### ARTICLE:

« […] quand je voulais écrire les choses du passé, elles semblaient disparaître dans la brume, ne laissant devant moi sur la page blanche, dans un cahier écorché par l’usure, que la brève silhouette d’un être que j’avais pourtant longtemps aimé; son dos humilié s’engouffrait dans une rue, s’éloignait » (Marie-Claire Blais, Les Apparences)
En entrevue avec Gilles Marcotte pour la revue Voix et images, Marie-Claire Blais postule que l’écrivain.e est avant tout un témoin de son siècle, un être visionnaire et même, dans certains cas, un prophète[1]. Se disant elle-même persécutée par la mémoire, une mémoire du présent[2], force est alors de constater que l’entièreté de la production romanesque de Blais est marquée par cette obsession double, à savoir une préoccupation à la fois pour la mémoire et pour notre monde actuel. Prenons pour exemple cette ligne qui ouvre le magistral Une saison dans la vie d’Emmanuel : « Les pieds de Grand-Mère Antoinette dominaient la chambre. Ils étaient là, tranquilles et sournois comme deux bêtes couchées, frémissant à peine dans leurs bottines noires, toujours prêts à se lever »[3]. Dans ce court extrait, les pieds de la matriarche Antoinette dominent la pièce et inscrivent le personnage dans un réseau sémantique propre à l’ogresse, figure à la fois monstrueuse et dévorante. Tels deux bêtes, ils pourraient à tout moment sévir et faire frein à l’avenir en écrasant le petit Emmanuel fraîchement arrivé dans notre monde. Ces pieds sont également porteurs d’un poids, « de longues années de travail aux champs »[4], d’un passé prolétaire marqué par la misère et la faim.
L’œuvre de Marie-Claire Blais, couvrant plusieurs décennies d’histoire québécoise, nous apparaît comme un reflet de notre société actuelle : une société déchirée d’une part par une obsession pour un passé utopique qui nous force à produire sans cesse du même et de l’autre par une terreur face au futur qui force l’être à une incessante redéfinition. Sans cesse, les productions artistiques creusent ces champs pourtant déjà largement exploités de la mémoire, du souvenir, de l’histoire. Alors que les générations de demain hurlent à l’aide devant un avenir de plus en plus incertain, il importe de réactualiser notre passé et de se questionner quant à son contenu idéologique latent, aux possibilités pouvant émerger une fois celui-ci réapproprié et réactualisé.

### DONNÉES RECUEILLIES:

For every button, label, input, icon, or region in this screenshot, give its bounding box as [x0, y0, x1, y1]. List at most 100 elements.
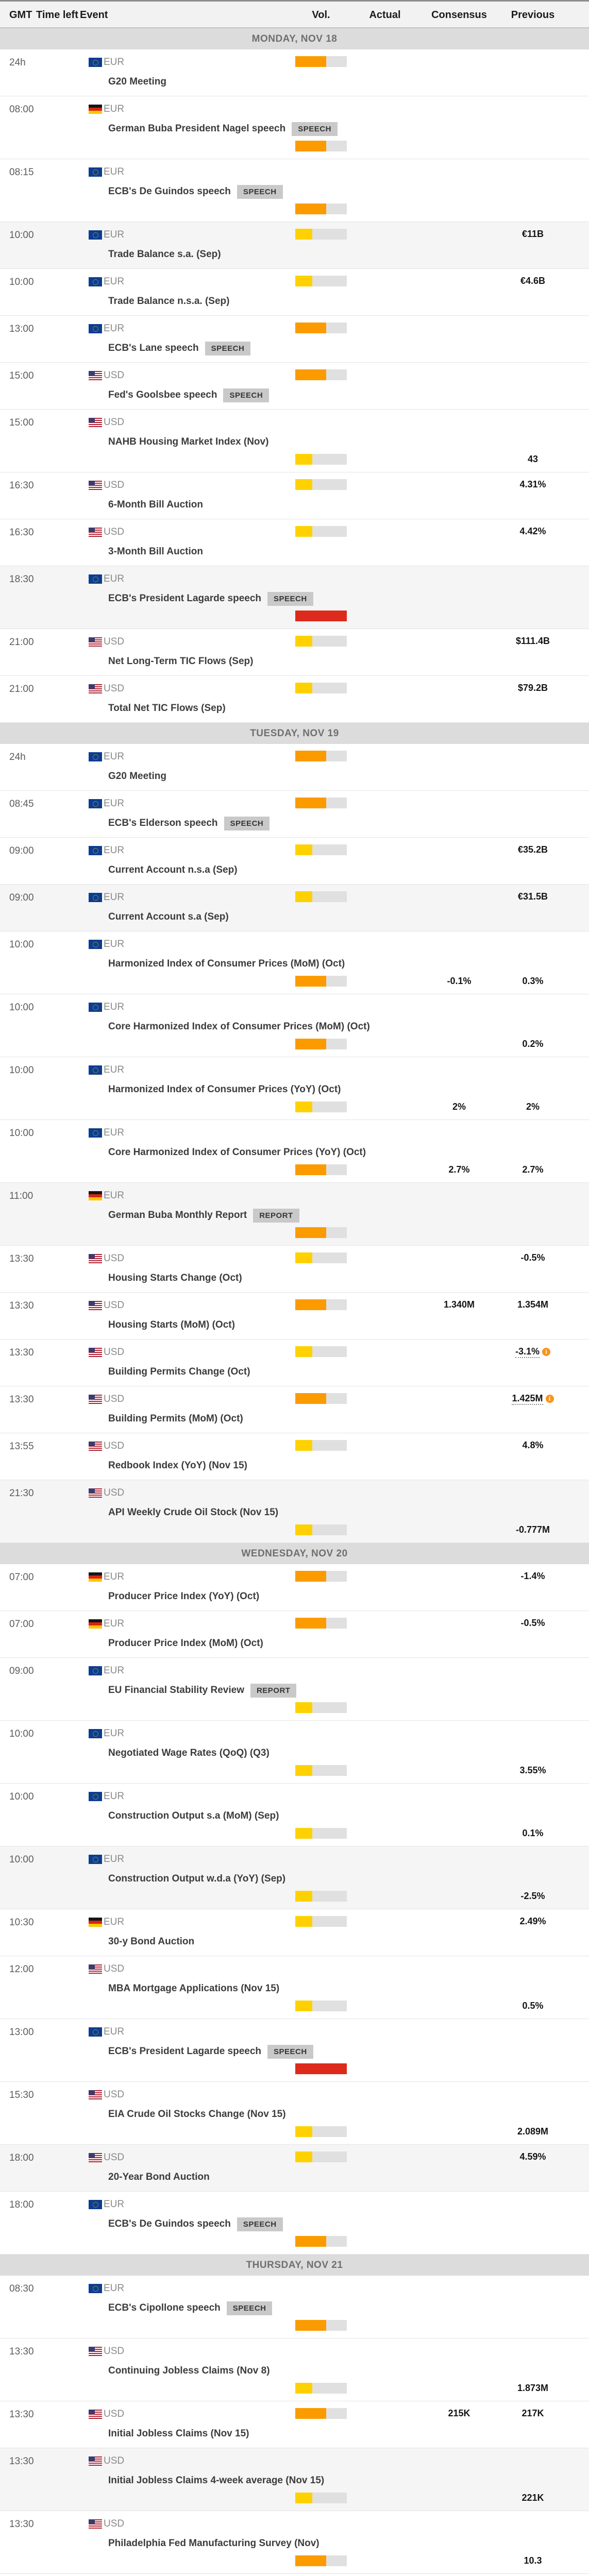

### CONSIGNE:
Restituez à l'identique le passage de l'article qui commence aux mots « L’œuvre de Marie-Claire » et s'achève après « réapproprié et réactualisé. ».

### SOLUTION CI-DESSOUS:
L’œuvre de Marie-Claire Blais, couvrant plusieurs décennies d’histoire québécoise, nous apparaît comme un reflet de notre société actuelle : une société déchirée d’une part par une obsession pour un passé utopique qui nous force à produire sans cesse du même et de l’autre par une terreur face au futur qui force l’être à une incessante redéfinition. Sans cesse, les productions artistiques creusent ces champs pourtant déjà largement exploités de la mémoire, du souvenir, de l’histoire. Alors que les générations de demain hurlent à l’aide devant un avenir de plus en plus incertain, il importe de réactualiser notre passé et de se questionner quant à son contenu idéologique latent, aux possibilités pouvant émerger une fois celui-ci réapproprié et réactualisé.